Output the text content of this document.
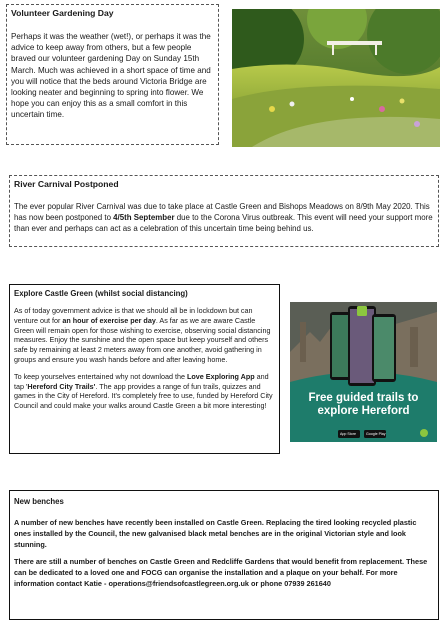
Volunteer Gardening Day

Perhaps it was the weather (wet!), or perhaps it was the advice to keep away from others, but a few people braved our volunteer gardening Day on Sunday 15th March. Much was achieved in a short space of time and you will notice that the beds around Victoria Bridge are looking neater and beginning to spring into flower. We hope you can enjoy this as a small comfort in this uncertain time.

River Carnival Postponed

The ever popular River Carnival was due to take place at Castle Green and Bishops Meadows on 8/9th May 2020. This has now been postponed to 4/5th September due to the Corona Virus outbreak. This event will need your support more than ever and perhaps can act as a celebration of this uncertain time being behind us.

Explore Castle Green (whilst social distancing)

As of today government advice is that we should all be in lockdown but can venture out for an hour of exercise per day. As far as we are aware Castle Green will remain open for those wishing to exercise, observing social distancing measures. Enjoy the sunshine and the open space but keep yourself and others safe by remaining at least 2 meters away from one another, avoid gathering in groups and ensure you wash hands before and after leaving home.

To keep yourselves entertained why not download the Love Exploring App and tap 'Hereford City Trails'. The app provides a range of fun trails, quizzes and games in the City of Hereford. It's completely free to use, funded by Hereford City Council and could make your walks around Castle Green a bit more interesting!

Free guided trails to
explore Hereford
App Store	Google Play
New benches

A number of new benches have recently been installed on Castle Green. Replacing the tired looking recycled plastic ones installed by the Council, the new galvanised black metal benches are in the original Victorian style and look stunning.

There are still a number of benches on Castle Green and Redcliffe Gardens that would benefit from replacement. These can be dedicated to a loved one and FOCG can organise the installation and a plaque on your behalf. For more information contact Katie - operations@friendsofcastlegreen.org.uk or phone 07939 261640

·····

→ ASSIGNMENT
Set down every entry above again exactly, dropping each picture.

→ SOLUTION FOR THIS EXERCISE
Output the text content of this document.
Volunteer Gardening Day

Perhaps it was the weather (wet!), or perhaps it was the advice to keep away from others, but a few people braved our volunteer gardening Day on Sunday 15th March. Much was achieved in a short space of time and you will notice that the beds around Victoria Bridge are looking neater and beginning to spring into flower. We hope you can enjoy this as a small comfort in this uncertain time.

River Carnival Postponed

The ever popular River Carnival was due to take place at Castle Green and Bishops Meadows on 8/9th May 2020. This has now been postponed to 4/5th September due to the Corona Virus outbreak. This event will need your support more than ever and perhaps can act as a celebration of this uncertain time being behind us.

Explore Castle Green (whilst social distancing)

As of today government advice is that we should all be in lockdown but can venture out for an hour of exercise per day. As far as we are aware Castle Green will remain open for those wishing to exercise, observing social distancing measures. Enjoy the sunshine and the open space but keep yourself and others safe by remaining at least 2 meters away from one another, avoid gathering in groups and ensure you wash hands before and after leaving home.

To keep yourselves entertained why not download the Love Exploring App and tap 'Hereford City Trails'. The app provides a range of fun trails, quizzes and games in the City of Hereford. It's completely free to use, funded by Hereford City Council and could make your walks around Castle Green a bit more interesting!

Free guided trails to
explore Hereford
App Store	Google Play
New benches

A number of new benches have recently been installed on Castle Green. Replacing the tired looking recycled plastic ones installed by the Council, the new galvanised black metal benches are in the original Victorian style and look stunning.

There are still a number of benches on Castle Green and Redcliffe Gardens that would benefit from replacement. These can be dedicated to a loved one and FOCG can organise the installation and a plaque on your behalf. For more information contact Katie - operations@friendsofcastlegreen.org.uk or phone 07939 261640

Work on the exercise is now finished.